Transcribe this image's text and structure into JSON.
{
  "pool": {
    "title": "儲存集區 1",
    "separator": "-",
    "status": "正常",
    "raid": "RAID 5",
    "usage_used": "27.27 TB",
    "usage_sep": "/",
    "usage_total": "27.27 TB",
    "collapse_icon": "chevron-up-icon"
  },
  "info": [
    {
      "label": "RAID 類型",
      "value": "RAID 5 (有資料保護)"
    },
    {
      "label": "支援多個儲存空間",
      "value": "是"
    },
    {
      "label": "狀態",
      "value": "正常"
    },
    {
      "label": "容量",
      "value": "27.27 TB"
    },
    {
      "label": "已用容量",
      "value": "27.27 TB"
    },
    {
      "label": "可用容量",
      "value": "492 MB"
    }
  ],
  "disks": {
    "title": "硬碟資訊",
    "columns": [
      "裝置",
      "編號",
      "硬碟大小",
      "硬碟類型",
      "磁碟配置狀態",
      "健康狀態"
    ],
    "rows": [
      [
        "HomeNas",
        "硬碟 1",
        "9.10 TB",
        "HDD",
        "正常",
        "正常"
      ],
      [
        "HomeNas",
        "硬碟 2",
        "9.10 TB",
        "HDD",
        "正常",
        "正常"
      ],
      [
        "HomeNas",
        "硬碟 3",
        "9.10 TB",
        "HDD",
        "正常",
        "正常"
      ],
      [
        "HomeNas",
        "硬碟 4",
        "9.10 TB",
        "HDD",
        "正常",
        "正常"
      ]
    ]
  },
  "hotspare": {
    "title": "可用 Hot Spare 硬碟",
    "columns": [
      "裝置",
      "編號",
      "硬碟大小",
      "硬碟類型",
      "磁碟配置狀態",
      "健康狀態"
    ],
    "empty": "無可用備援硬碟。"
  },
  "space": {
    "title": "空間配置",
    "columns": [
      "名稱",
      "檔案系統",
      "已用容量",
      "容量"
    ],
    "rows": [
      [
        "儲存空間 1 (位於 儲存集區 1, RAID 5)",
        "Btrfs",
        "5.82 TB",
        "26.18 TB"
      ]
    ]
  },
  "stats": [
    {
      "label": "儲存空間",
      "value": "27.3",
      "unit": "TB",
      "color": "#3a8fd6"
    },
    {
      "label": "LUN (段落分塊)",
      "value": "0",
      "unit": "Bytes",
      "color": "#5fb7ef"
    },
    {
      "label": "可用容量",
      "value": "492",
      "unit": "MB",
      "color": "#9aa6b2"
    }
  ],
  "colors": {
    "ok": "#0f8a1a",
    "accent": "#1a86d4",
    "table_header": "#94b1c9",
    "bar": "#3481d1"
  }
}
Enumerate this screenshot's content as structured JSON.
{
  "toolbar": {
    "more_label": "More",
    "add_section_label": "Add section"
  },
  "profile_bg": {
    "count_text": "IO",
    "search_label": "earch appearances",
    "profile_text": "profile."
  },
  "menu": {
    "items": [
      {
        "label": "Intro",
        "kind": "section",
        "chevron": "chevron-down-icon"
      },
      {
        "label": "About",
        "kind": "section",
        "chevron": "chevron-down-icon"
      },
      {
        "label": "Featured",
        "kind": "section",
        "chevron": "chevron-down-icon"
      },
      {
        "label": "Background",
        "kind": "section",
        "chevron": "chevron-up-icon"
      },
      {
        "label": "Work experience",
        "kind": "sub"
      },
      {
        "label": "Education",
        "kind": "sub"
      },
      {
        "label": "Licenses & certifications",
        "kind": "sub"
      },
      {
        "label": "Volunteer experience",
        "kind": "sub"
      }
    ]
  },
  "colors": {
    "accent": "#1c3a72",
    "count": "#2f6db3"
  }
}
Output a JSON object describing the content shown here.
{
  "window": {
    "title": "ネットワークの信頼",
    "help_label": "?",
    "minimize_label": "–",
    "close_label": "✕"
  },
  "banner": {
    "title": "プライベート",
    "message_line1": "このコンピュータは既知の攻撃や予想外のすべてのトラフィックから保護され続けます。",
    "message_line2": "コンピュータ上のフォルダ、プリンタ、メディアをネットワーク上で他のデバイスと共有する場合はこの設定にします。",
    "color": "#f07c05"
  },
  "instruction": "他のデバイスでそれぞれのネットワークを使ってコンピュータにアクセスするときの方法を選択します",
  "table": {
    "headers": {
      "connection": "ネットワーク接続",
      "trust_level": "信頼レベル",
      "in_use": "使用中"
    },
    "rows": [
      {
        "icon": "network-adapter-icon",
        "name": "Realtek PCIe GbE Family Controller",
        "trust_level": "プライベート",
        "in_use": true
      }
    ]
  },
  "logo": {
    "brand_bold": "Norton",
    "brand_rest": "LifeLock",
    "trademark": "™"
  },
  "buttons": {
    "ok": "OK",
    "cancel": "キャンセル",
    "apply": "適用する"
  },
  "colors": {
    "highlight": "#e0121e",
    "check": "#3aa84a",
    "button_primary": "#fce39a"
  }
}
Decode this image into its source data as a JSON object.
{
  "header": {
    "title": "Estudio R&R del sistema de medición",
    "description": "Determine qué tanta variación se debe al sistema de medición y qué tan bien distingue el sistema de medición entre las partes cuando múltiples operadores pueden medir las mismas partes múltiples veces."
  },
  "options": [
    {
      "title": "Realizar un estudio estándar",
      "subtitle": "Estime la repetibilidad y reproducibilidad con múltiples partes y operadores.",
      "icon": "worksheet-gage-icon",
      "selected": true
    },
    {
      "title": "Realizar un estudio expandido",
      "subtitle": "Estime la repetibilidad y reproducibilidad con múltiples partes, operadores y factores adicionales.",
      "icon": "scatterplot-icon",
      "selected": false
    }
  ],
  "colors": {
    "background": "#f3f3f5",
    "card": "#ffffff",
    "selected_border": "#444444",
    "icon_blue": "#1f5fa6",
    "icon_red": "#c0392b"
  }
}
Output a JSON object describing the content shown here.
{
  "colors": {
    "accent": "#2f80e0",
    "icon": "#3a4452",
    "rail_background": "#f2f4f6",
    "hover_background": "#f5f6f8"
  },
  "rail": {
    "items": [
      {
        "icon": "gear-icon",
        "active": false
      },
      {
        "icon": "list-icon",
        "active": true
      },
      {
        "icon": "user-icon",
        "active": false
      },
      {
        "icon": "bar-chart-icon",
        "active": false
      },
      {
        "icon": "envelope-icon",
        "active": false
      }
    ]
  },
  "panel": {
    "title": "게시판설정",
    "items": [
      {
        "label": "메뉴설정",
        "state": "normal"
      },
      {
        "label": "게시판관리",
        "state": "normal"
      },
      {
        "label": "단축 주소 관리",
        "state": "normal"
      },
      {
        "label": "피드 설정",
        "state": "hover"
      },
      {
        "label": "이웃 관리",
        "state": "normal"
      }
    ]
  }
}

+---+

-- PROBLEM --
For the entries above, state how many lines contain the word "true". Provide the number by itself.

-- TASK OUTPUT --
3